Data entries
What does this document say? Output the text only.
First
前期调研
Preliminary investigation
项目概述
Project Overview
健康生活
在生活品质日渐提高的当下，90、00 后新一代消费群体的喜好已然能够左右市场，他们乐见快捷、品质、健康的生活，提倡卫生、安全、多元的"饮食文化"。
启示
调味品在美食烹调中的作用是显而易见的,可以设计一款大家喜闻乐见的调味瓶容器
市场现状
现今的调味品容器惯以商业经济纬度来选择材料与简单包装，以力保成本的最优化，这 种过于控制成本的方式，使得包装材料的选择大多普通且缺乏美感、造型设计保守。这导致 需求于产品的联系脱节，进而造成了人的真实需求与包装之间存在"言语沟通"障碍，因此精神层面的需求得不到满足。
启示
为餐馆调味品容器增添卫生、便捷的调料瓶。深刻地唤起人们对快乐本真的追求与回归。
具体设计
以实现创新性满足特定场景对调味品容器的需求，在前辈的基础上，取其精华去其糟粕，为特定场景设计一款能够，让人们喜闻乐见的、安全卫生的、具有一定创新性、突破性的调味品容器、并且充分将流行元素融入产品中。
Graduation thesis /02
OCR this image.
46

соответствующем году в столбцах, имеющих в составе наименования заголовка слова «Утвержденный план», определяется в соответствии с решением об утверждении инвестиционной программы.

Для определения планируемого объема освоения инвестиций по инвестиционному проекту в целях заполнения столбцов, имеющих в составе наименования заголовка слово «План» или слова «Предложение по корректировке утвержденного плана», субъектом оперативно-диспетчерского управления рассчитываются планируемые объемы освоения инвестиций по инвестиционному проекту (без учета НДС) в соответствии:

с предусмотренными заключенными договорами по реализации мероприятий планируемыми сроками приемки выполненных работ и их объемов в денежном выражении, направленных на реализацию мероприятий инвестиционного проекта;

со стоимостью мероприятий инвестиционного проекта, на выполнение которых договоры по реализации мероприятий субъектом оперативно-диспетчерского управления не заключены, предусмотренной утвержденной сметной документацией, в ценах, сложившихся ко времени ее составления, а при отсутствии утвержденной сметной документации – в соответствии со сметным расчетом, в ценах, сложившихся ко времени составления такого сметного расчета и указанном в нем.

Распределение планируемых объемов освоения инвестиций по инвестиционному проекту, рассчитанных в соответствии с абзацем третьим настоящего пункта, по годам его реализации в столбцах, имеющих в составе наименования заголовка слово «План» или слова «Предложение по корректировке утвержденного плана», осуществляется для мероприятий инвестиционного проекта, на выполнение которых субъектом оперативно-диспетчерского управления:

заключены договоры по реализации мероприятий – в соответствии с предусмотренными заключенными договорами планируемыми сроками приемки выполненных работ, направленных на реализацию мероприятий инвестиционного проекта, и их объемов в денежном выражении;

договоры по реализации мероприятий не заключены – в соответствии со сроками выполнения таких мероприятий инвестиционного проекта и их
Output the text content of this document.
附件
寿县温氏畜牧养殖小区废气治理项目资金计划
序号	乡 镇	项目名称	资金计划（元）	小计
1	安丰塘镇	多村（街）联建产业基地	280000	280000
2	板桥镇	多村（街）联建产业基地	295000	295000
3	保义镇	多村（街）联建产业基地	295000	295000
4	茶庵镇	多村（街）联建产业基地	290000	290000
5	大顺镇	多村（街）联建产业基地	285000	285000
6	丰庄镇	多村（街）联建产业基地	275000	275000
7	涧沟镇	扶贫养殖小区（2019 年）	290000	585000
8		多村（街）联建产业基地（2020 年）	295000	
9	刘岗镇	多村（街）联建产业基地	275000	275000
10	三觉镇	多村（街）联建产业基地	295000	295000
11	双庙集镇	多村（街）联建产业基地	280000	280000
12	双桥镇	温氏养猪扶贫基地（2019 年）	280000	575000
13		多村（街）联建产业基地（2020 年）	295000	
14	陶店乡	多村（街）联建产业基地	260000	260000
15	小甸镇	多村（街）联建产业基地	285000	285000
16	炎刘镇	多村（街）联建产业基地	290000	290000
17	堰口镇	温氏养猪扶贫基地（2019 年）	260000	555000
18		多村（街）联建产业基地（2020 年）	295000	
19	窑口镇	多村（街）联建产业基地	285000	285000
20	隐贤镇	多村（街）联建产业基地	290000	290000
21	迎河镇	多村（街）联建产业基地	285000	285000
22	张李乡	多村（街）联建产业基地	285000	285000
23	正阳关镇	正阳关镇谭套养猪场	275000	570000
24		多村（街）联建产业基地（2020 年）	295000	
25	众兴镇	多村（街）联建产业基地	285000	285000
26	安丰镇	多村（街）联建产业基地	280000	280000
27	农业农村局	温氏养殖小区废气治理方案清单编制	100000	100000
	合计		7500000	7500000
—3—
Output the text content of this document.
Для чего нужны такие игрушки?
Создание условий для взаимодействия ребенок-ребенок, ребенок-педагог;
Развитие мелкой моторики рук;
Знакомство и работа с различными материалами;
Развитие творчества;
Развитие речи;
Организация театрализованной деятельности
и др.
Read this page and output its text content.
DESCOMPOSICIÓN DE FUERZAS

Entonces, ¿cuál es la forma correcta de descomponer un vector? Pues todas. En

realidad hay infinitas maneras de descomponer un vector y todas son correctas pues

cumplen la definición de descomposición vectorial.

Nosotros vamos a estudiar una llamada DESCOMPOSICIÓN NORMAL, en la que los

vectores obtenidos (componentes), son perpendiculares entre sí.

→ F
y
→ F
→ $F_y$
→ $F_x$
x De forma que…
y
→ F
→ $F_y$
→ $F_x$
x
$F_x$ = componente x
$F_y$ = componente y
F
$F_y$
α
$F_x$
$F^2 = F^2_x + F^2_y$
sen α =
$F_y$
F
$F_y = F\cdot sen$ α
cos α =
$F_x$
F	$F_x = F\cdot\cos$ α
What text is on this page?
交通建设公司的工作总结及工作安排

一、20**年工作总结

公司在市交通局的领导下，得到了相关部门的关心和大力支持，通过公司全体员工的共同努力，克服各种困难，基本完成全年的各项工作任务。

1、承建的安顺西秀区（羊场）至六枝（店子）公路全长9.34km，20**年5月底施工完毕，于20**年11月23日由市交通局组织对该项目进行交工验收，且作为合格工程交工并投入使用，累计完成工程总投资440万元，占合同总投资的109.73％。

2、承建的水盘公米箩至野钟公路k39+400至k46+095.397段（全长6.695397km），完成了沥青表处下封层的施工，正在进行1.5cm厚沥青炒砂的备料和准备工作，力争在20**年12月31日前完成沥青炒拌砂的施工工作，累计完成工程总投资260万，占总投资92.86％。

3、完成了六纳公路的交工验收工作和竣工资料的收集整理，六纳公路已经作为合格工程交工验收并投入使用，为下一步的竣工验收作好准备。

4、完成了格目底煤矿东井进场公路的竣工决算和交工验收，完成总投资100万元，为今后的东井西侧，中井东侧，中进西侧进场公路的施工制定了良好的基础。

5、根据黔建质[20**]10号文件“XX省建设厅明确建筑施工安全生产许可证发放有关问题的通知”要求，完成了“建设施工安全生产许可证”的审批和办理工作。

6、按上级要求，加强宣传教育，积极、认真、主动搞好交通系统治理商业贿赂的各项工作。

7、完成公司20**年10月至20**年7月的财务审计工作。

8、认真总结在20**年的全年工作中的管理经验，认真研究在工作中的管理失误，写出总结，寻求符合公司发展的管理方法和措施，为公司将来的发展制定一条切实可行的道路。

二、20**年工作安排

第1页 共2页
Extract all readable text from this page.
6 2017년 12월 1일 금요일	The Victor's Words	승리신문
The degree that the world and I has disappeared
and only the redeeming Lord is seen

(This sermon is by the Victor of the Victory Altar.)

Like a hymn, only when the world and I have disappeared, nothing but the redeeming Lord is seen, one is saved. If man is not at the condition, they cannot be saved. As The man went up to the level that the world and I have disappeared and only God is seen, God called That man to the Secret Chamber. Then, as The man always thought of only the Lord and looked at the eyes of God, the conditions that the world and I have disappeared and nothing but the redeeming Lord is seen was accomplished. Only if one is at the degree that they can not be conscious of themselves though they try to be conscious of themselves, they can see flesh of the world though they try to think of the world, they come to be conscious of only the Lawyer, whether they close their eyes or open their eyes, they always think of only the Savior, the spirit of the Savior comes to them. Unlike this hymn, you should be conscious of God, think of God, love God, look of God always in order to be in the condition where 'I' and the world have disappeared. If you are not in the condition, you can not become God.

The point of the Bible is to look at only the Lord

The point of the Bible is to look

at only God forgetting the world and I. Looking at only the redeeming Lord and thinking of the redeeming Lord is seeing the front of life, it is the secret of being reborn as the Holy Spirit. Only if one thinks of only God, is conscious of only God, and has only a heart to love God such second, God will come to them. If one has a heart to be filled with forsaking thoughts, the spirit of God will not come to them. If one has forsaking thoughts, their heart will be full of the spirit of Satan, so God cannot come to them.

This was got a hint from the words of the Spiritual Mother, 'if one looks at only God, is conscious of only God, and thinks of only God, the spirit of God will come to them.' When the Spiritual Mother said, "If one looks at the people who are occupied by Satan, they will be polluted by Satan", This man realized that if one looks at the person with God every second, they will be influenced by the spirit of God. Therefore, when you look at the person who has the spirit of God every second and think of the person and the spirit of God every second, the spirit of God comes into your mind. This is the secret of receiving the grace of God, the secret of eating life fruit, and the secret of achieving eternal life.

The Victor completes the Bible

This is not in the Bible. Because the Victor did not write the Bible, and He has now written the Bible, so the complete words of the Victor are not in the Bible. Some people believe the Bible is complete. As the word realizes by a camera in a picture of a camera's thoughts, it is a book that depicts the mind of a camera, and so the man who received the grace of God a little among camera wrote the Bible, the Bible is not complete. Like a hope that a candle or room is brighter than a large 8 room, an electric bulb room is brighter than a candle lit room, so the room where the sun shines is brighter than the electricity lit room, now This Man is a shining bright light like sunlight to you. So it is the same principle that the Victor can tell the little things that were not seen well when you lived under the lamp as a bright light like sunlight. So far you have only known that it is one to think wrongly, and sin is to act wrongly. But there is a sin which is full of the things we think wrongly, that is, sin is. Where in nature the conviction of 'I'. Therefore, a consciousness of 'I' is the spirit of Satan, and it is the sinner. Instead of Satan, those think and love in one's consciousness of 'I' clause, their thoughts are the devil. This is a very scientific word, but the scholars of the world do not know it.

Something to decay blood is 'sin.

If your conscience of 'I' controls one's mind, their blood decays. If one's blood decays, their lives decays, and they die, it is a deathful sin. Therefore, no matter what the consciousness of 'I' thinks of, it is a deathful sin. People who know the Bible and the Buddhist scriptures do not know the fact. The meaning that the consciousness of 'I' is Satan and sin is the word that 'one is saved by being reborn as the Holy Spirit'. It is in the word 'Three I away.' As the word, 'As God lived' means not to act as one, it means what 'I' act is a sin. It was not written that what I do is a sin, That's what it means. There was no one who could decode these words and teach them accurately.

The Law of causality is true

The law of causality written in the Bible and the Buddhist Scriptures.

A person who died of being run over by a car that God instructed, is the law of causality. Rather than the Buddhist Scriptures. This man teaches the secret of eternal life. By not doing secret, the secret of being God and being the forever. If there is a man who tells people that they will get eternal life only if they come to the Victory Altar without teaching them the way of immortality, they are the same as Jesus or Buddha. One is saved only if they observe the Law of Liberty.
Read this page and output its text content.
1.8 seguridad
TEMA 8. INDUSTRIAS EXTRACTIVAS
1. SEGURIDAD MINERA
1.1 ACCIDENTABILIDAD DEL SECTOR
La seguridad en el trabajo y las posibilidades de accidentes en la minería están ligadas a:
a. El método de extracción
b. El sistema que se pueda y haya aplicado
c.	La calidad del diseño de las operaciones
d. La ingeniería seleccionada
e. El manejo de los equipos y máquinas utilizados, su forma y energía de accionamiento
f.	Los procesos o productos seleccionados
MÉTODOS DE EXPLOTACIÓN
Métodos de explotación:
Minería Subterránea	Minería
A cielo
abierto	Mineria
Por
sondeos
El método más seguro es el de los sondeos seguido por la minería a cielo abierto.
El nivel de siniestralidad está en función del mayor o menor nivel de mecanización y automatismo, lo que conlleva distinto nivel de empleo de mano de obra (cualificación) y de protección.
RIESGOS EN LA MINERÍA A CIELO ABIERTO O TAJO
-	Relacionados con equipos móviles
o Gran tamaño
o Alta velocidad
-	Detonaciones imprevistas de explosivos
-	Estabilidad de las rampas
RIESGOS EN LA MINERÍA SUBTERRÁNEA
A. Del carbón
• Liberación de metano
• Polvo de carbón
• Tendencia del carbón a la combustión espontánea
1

Written problem
State how many lines of the listing above include the word "disappeared". Give nothing but the number.

Exercise output
2